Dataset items
/---
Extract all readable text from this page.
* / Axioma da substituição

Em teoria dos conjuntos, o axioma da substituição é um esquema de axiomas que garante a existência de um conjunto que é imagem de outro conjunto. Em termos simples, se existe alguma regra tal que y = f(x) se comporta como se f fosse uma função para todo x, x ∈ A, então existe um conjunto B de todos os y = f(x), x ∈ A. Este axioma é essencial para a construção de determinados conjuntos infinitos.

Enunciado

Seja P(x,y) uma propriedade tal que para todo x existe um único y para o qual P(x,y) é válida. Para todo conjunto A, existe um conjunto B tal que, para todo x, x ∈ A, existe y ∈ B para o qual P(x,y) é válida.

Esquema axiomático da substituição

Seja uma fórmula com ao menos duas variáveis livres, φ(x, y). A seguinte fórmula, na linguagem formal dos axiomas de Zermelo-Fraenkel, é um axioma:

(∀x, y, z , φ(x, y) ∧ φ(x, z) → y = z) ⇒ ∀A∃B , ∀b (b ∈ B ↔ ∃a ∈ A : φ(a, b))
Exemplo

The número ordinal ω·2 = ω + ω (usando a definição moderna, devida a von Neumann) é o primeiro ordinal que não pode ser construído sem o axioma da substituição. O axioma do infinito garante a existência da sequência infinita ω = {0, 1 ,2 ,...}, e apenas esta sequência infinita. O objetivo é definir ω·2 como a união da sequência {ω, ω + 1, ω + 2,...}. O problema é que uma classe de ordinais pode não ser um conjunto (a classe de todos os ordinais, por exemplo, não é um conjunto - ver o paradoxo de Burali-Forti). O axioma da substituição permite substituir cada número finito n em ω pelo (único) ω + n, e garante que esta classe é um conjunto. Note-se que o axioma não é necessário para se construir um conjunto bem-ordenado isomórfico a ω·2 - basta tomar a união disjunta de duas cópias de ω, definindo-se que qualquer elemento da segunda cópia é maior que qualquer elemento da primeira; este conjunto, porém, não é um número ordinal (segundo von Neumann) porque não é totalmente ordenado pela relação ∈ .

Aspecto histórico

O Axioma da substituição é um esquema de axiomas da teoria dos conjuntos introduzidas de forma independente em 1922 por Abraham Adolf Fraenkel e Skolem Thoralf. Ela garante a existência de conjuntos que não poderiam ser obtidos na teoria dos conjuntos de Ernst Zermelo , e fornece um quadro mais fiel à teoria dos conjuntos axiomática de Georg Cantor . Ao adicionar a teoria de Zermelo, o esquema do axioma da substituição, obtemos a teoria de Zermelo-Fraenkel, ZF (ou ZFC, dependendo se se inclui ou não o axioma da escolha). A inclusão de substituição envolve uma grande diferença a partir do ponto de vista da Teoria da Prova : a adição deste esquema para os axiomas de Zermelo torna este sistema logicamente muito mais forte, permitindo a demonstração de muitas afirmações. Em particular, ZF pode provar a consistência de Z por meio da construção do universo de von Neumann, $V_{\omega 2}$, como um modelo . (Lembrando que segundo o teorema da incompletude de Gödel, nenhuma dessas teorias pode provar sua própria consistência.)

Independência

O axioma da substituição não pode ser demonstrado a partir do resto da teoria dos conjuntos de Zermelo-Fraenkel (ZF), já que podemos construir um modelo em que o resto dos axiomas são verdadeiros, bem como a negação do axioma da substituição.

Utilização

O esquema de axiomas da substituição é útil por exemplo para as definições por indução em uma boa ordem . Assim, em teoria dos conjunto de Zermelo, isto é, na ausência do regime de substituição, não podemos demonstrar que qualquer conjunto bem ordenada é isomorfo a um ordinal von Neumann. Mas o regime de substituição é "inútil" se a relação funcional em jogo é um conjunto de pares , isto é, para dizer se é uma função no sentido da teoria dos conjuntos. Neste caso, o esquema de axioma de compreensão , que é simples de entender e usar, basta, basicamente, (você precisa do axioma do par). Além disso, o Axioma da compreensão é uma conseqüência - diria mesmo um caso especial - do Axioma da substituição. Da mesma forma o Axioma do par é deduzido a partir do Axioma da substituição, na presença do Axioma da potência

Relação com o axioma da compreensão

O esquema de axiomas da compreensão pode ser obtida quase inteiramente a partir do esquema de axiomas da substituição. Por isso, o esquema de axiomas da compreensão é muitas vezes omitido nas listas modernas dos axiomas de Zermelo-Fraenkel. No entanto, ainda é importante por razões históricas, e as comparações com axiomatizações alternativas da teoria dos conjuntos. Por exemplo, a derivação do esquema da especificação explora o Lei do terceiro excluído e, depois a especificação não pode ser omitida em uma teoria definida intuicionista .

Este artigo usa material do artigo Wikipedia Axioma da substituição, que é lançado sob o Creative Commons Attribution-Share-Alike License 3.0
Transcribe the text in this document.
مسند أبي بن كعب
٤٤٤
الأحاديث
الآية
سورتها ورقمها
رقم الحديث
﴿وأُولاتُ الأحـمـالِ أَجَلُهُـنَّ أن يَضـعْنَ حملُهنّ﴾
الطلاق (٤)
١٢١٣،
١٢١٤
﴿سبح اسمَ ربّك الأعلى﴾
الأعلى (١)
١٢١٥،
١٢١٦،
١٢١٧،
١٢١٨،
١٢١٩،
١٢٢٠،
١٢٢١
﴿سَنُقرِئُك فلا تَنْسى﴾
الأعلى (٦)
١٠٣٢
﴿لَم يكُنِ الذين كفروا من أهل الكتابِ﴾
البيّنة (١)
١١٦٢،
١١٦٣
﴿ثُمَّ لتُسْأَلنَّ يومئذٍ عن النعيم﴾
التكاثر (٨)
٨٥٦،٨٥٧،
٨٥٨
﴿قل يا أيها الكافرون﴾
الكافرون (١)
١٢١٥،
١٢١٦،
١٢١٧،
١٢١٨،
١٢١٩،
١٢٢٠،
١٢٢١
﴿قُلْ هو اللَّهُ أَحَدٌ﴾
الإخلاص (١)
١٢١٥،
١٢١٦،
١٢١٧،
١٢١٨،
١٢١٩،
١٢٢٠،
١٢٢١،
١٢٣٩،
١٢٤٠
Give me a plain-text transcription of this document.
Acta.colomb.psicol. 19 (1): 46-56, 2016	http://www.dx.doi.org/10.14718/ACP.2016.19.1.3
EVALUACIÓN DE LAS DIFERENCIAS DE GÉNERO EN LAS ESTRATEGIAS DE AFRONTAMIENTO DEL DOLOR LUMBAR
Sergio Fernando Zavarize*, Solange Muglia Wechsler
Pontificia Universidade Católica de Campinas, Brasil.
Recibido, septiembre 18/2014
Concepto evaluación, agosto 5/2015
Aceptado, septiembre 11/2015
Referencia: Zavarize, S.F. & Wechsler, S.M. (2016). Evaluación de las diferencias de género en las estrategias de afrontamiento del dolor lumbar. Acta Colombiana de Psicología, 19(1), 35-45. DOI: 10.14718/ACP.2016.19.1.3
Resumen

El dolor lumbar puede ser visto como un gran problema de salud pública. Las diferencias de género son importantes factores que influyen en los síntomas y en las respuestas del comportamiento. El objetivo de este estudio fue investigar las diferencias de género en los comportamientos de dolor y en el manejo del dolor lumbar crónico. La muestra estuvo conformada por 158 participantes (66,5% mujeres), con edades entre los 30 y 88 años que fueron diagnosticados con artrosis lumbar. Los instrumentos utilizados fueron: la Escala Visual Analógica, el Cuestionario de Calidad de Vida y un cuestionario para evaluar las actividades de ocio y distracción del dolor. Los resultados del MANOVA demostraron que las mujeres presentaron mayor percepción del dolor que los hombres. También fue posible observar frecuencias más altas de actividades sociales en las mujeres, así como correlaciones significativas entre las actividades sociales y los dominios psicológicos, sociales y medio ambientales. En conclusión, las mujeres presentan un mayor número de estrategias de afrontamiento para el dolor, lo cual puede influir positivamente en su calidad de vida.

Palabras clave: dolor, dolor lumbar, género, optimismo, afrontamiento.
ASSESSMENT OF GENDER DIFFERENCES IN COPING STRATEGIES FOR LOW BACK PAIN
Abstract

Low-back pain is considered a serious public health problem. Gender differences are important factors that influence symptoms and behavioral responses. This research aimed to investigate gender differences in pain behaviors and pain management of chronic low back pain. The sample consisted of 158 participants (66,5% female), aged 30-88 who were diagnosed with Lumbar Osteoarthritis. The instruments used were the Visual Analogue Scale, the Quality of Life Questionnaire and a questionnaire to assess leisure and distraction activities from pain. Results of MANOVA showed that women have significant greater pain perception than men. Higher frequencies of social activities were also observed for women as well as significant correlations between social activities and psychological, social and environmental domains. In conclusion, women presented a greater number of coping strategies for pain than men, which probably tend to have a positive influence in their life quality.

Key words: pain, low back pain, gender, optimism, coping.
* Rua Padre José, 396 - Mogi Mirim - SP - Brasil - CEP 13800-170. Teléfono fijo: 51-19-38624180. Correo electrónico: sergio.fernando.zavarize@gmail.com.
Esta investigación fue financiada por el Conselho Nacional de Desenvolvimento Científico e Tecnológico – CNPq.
\---
Find every line containing the word "Wechsler", then give the total and nothing more.

(Result)
2